=== RECORDS SHOWN ===
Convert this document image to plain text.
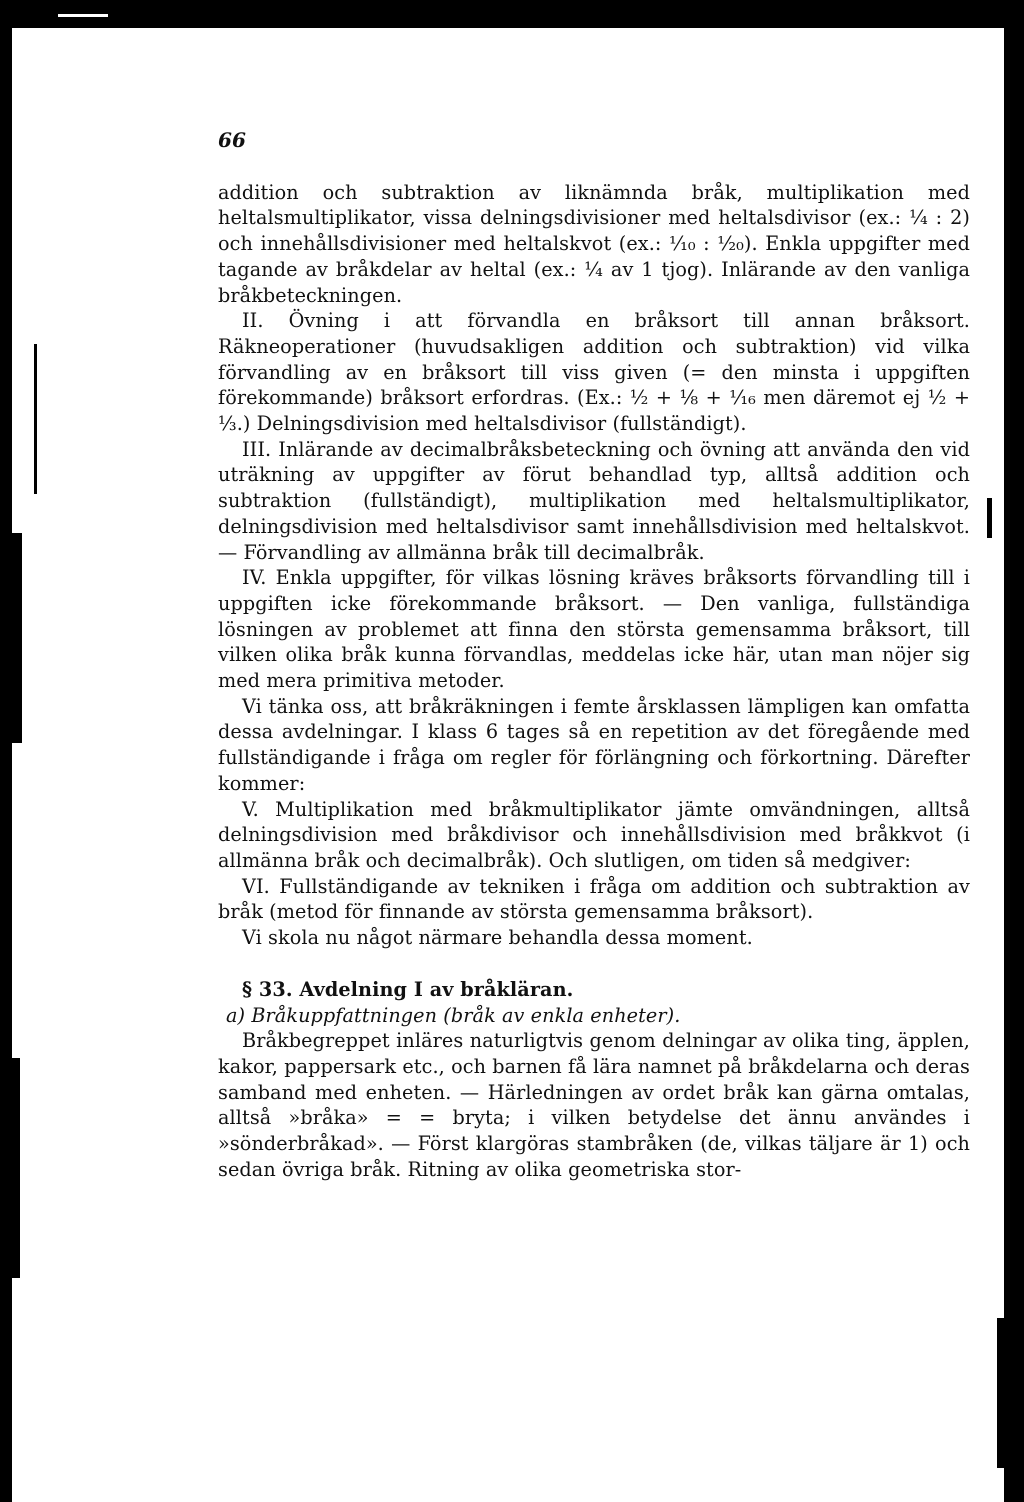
66

addition och subtraktion av liknämnda bråk, multiplikation med heltalsmultiplikator, vissa delningsdivisioner med heltalsdivisor (ex.: ¼ : 2) och innehållsdivisioner med heltalskvot (ex.: ¹⁄₁₀ : ¹⁄₂₀). Enkla uppgifter med tagande av bråkdelar av heltal (ex.: ¼ av 1 tjog). Inlärande av den vanliga bråkbeteckningen.

II. Övning i att förvandla en bråksort till annan bråksort. Räkneoperationer (huvudsakligen addition och subtraktion) vid vilka förvandling av en bråksort till viss given (= den minsta i uppgiften förekommande) bråksort erfordras. (Ex.: ½ + ⅛ + ¹⁄₁₆ men däremot ej ½ + ⅓.) Delningsdivision med heltalsdivisor (fullständigt).

III. Inlärande av decimalbråksbeteckning och övning att använda den vid uträkning av uppgifter av förut behandlad typ, alltså addition och subtraktion (fullständigt), multiplikation med heltalsmultiplikator, delningsdivision med heltalsdivisor samt innehållsdivision med heltalskvot. — Förvandling av allmänna bråk till decimalbråk.

IV. Enkla uppgifter, för vilkas lösning kräves bråksorts förvandling till i uppgiften icke förekommande bråksort. — Den vanliga, fullständiga lösningen av problemet att finna den största gemensamma bråksort, till vilken olika bråk kunna förvandlas, meddelas icke här, utan man nöjer sig med mera primitiva metoder.

Vi tänka oss, att bråkräkningen i femte årsklassen lämpligen kan omfatta dessa avdelningar. I klass 6 tages så en repetition av det föregående med fullständigande i fråga om regler för förlängning och förkortning. Därefter kommer:

V. Multiplikation med bråkmultiplikator jämte omvändningen, alltså delningsdivision med bråkdivisor och innehållsdivision med bråkkvot (i allmänna bråk och decimalbråk). Och slutligen, om tiden så medgiver:

VI. Fullständigande av tekniken i fråga om addition och subtraktion av bråk (metod för finnande av största gemensamma bråksort).

Vi skola nu något närmare behandla dessa moment.

§ 33. Avdelning I av bråkläran.

a) Bråkuppfattningen (bråk av enkla enheter).

Bråkbegreppet inläres naturligtvis genom delningar av olika ting, äpplen, kakor, pappersark etc., och barnen få lära namnet på bråkdelarna och deras samband med enheten. — Härledningen av ordet bråk kan gärna omtalas, alltså »bråka» = = bryta; i vilken betydelse det ännu användes i »sönderbråkad». — Först klargöras stambråken (de, vilkas täljare är 1) och sedan övriga bråk. Ritning av olika geometriska stor-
===
### TO DO
Copy the lines that hold the word "heltalsmultiplikator". Take them from the records above.

### TASK OUTPUT
addition och subtraktion av liknämnda bråk, multiplikation med heltalsmultiplikator, vissa delningsdivisioner med heltalsdivisor (ex.: ¼ : 2) och innehållsdivisioner med heltalskvot (ex.: ¹⁄₁₀ : ¹⁄₂₀). Enkla uppgifter med tagande av bråkdelar av heltal (ex.: ¼ av 1 tjog). Inlärande av den vanliga bråkbeteckningen.
III. Inlärande av decimalbråksbeteckning och övning att använda den vid uträkning av uppgifter av förut behandlad typ, alltså addition och subtraktion (fullständigt), multiplikation med heltalsmultiplikator, delningsdivision med heltalsdivisor samt innehållsdivision med heltalskvot. — Förvandling av allmänna bråk till decimalbråk.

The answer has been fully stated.